• JOB 1
Translate this sentence from the Leo Sayer interview into Spanish: "I’m thrilled that we can come to Cardiff."
• JOB 2
Carry on the Leo Sayer interview from the point where its text stops.

• QUOTED TEXT
---

“My Life is a Musical in a Way!” – Leo Sayer Discusses 50 Years In Music Ahead of Cardiff Show

Nearly 50 years after he scored a hit with The Show Must Go On, Leo Sayer is showing no signs of slowing down. He’s currently back on the road celebrating his milestone of 50 years as a recording artist and will play Cardiff’s St David’s Hall on September 30.

One of the most successful British recording artists of all time, Leo has racked up millions of album sales, plus transatlantic No.1 singles. Fans can expect to hear a multitude of hits in his anniversary shows including You Make Me feel Like Dancing, One Man Band, How Much Love?, Long Tall Glasses, Thunder In My Heart and When I Need You.

Leo, who has released an album of songs by The Beatles entitled Northern Songs, recently took time out to chat with Andy Howells about the past and present, plus his ambitions for the future!

Leo Sayer will play Cardiff’s St David’s Hall on September 30 2022.

You’re finally returning to Wales on your 50th anniversary tour!

I’m thrilled that we can come to Cardiff. Every tour that I’ve done, I’ve been pushing for gigs in Wales, usually the closest I get scheduled is Prestatyn! As I have so many Welsh friends like Andy Fairweather-Low, I’m thinking why not Swansea? Why not Cardiff? I’m glad to be back at St David’s Hall because that’s a gig of memories for me, it’s always a place that’s been very special!

---

• STORED DATA
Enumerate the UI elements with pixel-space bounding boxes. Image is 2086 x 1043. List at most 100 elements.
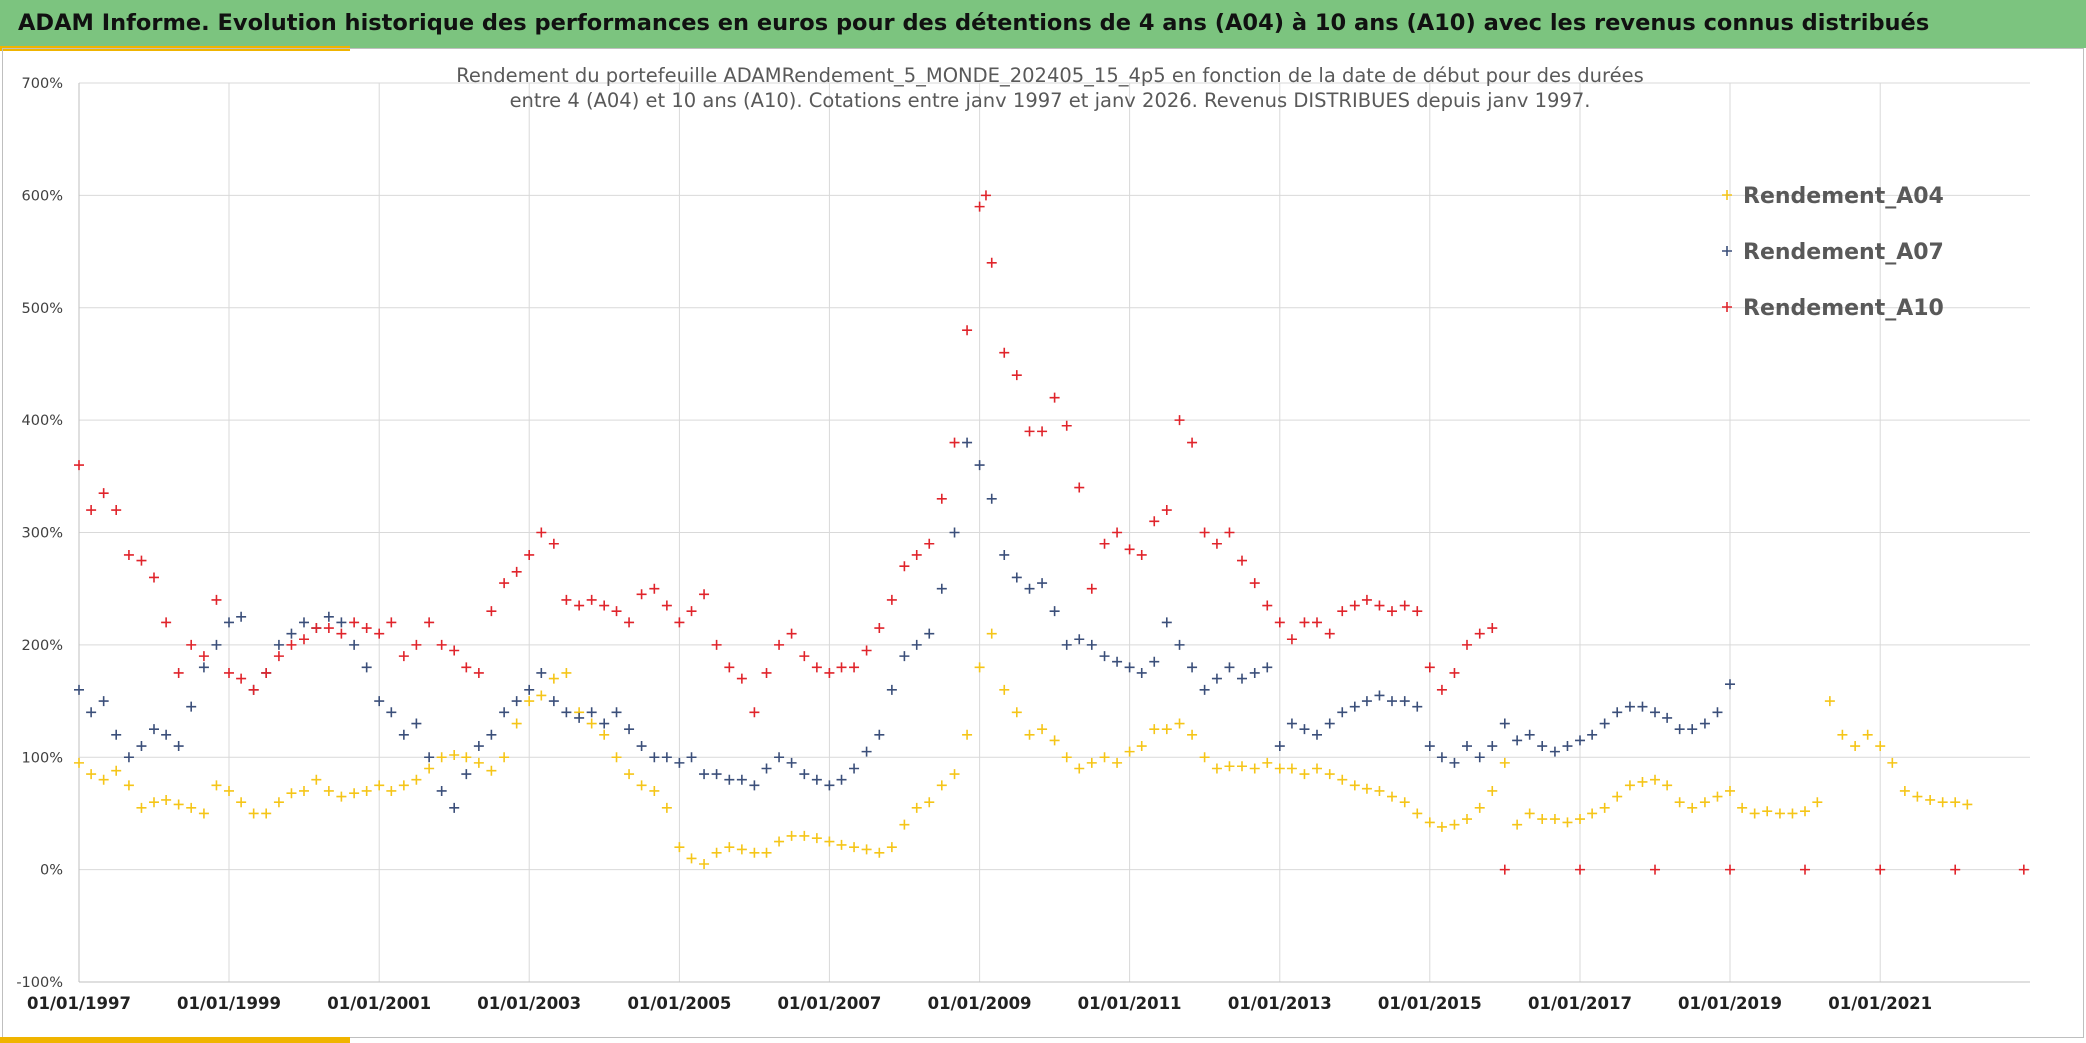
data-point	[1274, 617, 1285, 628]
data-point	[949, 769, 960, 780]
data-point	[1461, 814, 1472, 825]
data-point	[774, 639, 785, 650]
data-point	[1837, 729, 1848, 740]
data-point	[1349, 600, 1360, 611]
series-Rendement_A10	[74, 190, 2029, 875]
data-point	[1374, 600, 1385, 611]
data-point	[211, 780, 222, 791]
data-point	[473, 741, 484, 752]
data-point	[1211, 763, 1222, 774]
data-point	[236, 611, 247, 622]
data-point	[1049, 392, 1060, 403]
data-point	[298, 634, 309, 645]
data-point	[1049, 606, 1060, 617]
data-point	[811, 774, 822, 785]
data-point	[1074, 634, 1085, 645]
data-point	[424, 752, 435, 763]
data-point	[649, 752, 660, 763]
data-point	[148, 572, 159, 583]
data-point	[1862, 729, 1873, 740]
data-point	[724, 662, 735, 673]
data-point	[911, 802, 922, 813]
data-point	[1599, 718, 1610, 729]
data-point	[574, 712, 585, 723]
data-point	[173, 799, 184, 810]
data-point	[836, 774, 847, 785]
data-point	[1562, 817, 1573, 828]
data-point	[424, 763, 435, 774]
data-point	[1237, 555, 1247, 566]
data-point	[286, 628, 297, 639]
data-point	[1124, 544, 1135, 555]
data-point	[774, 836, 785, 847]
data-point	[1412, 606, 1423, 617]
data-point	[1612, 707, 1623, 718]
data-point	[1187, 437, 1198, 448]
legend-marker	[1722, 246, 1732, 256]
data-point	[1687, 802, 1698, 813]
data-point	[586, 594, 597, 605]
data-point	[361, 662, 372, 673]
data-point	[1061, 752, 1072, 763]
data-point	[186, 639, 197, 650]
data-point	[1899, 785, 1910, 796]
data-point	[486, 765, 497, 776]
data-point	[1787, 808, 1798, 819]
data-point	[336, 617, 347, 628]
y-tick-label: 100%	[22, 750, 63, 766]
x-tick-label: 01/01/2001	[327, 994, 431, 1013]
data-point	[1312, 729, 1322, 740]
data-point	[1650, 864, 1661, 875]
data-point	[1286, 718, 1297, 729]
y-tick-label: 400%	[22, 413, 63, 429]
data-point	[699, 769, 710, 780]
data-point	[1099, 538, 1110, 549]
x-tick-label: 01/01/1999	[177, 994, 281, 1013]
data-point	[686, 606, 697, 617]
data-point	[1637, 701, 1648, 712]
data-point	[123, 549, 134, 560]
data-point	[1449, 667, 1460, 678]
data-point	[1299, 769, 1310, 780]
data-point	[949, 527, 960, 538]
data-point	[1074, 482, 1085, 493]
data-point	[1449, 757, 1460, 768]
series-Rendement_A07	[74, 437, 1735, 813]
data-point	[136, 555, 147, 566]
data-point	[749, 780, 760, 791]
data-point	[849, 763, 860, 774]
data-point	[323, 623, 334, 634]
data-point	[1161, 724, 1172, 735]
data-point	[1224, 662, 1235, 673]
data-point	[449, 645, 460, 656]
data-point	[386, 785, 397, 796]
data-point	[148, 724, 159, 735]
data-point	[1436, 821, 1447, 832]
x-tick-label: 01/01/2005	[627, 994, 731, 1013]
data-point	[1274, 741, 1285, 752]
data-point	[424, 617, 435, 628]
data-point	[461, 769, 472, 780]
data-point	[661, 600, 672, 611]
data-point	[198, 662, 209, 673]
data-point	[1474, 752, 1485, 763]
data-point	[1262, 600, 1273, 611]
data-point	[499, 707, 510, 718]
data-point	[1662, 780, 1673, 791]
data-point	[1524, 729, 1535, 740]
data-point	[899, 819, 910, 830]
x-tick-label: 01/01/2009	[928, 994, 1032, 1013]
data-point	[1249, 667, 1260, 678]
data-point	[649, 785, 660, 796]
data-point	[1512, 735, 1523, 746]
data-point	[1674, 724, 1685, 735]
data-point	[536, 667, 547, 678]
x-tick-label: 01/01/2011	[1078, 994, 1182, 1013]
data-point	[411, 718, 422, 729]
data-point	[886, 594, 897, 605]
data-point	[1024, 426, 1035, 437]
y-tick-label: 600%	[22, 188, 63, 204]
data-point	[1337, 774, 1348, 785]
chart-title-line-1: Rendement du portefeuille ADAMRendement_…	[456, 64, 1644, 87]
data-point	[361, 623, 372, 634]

---

• REPLY 1
Estoy encantado de que podamos ir a Cardiff.

• REPLY 2
As well as the tour, you also have a new album entitled Northern Songs?

Yeah, it’s a tribute to The Beatles and done in a very “Leo” way as well! I thought everybody does covers exactly like the original. I just don’t think that cuts it really, I always think you’ve got to do something with the song, develop them, give them some life! So, I messed around with them quite a bit. I thought I was going to get into a lot of trouble from dedicated Beatles fans and they’d all diss me like mad, but that doesn’t seem to be the case and they all seem to love it!

I was listening again to your version of Eleanor Rigby and its interesting because there’s a bit of a Michael Jackson vibe going on with it.

That was deliberate and I was trying to look at The Beatles through other artists eyes, wondering how I could mix things up. There’s a slow blues version of Can’t Buy Me Love, a Cuban take on Yesterday, reggae with Nowhere Man and even a bit of Van Morrison influenced R&B with A Hard Day’s Night. I tried to mix up the genres a little bit and do something with it. It’s been an interesting, fantastic reaction and I’m very proud of the record.

Leo Sayer is celebrating 50 years in music with a series of dates across the UK Photo: Larnce Gold

You’ve got a great back catalogue of your own songs to be proud of as well.

It’s a tricky one, I mean we can’t have a support act and haven’t for the last ten years, because we sing all the songs. I come straight out and sing The Show Must Go On and end with Giving it All Away. Between that, there’s so many hits and songs to fit in that we can only represent 90% of it.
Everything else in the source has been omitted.